--- start Material shown ---

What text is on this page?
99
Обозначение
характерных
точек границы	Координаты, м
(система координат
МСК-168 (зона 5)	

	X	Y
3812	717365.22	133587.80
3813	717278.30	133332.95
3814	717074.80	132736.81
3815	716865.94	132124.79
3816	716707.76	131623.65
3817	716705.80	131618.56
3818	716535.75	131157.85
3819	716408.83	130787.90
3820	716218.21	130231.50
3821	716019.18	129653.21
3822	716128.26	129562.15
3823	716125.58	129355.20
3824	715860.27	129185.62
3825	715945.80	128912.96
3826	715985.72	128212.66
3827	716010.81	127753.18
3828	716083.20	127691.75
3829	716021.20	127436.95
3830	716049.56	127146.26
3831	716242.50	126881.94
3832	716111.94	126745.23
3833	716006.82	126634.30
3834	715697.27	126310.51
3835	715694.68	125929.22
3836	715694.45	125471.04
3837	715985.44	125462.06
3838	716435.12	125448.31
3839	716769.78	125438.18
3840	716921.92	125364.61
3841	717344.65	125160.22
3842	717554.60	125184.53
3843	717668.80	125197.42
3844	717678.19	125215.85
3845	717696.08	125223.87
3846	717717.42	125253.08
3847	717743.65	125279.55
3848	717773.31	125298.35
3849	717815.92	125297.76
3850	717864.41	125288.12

--- end Material shown ---
--- start Material shown ---

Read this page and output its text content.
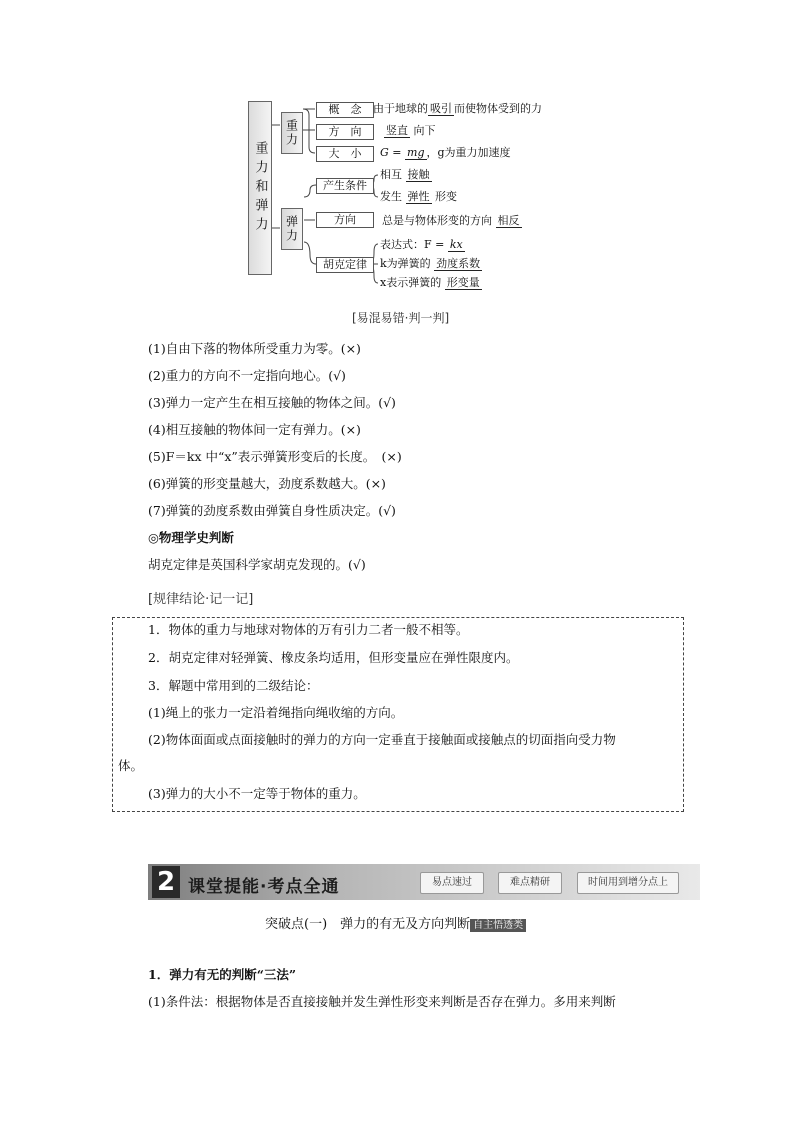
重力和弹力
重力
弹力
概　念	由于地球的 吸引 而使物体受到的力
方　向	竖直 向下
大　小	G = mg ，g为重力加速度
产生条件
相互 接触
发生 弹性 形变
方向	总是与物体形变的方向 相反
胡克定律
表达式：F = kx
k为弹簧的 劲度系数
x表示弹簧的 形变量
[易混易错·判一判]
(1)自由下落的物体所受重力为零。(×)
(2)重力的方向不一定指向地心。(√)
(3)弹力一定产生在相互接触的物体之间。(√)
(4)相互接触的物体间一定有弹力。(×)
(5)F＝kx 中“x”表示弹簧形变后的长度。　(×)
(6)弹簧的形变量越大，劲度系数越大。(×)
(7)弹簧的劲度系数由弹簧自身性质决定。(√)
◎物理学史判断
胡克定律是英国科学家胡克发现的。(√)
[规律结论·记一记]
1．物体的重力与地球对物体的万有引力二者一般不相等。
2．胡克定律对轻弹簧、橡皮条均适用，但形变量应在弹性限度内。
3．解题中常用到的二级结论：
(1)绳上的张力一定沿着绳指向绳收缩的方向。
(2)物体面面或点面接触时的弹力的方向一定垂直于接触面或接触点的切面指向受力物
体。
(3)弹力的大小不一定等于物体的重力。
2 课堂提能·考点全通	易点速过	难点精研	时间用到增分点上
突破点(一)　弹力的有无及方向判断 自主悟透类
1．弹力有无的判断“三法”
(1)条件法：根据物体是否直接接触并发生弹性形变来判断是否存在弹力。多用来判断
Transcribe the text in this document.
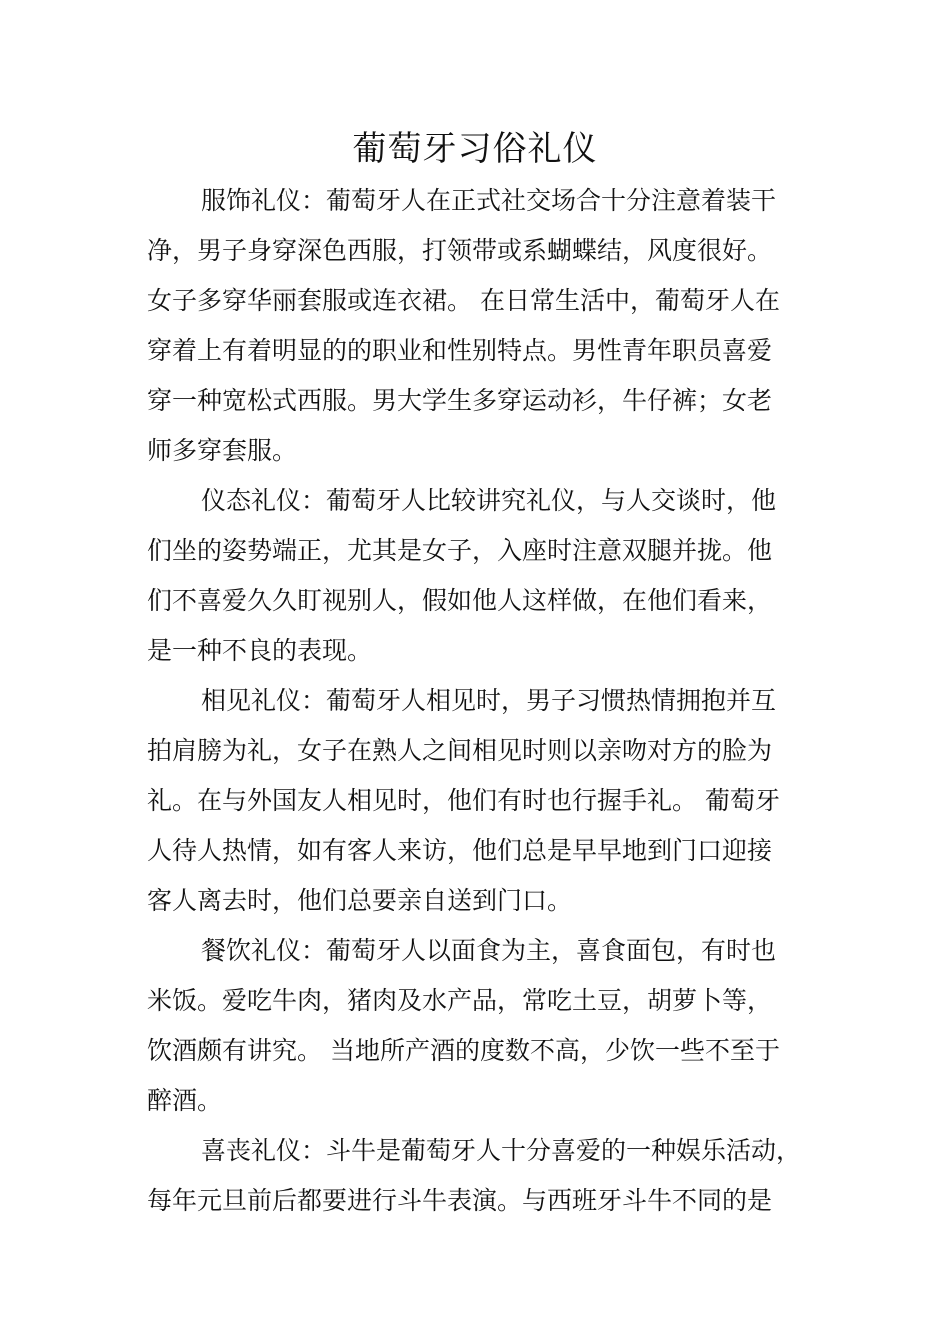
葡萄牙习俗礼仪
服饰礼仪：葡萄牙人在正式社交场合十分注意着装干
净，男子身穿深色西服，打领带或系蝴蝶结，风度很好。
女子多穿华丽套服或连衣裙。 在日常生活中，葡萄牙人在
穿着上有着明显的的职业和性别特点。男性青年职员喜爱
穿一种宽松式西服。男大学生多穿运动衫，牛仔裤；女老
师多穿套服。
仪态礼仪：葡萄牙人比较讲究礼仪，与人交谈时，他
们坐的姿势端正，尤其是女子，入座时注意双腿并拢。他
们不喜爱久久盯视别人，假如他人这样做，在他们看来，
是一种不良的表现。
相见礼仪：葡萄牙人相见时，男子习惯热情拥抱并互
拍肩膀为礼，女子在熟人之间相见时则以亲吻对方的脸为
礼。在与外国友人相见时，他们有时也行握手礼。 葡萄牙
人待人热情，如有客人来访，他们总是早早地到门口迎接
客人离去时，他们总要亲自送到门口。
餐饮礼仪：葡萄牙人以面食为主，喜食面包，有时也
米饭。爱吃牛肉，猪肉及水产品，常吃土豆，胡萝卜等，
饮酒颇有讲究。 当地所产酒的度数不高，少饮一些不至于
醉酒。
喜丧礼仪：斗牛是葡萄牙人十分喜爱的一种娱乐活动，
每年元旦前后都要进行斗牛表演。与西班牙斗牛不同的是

--- end Material shown ---
--- start Material shown ---

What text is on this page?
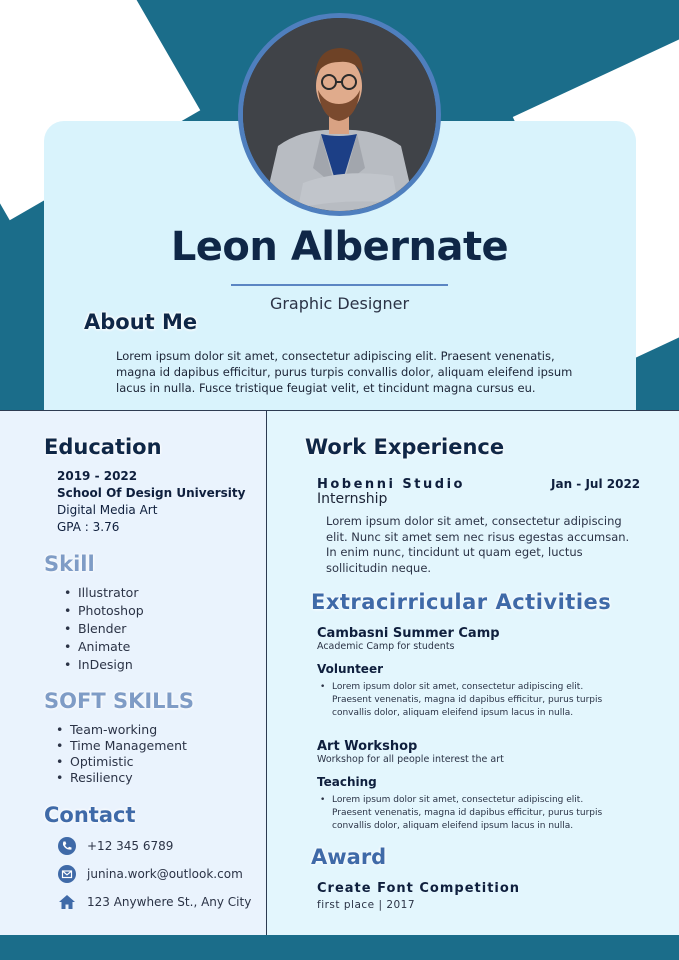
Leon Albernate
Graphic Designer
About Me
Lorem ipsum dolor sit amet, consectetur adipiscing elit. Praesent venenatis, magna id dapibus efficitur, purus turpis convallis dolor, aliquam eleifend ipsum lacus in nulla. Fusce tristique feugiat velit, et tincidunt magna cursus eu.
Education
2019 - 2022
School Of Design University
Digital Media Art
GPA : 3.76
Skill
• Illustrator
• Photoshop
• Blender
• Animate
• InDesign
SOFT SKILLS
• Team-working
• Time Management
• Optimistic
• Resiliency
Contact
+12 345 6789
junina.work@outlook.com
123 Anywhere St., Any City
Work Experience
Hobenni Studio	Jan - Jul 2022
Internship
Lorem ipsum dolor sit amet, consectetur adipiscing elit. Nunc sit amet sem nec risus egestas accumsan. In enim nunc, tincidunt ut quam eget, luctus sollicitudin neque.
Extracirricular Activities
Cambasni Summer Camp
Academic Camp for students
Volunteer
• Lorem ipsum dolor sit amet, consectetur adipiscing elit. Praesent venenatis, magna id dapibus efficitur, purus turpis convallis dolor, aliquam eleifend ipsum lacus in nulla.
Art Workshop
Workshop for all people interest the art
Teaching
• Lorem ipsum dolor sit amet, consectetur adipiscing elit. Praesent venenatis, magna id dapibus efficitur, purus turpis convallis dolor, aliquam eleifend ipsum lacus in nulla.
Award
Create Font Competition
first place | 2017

--- end Material shown ---

Directions: Go through the preceding material and copy each line that has the word "Camp".

Problem solution:
Cambasni Summer Camp
Academic Camp for students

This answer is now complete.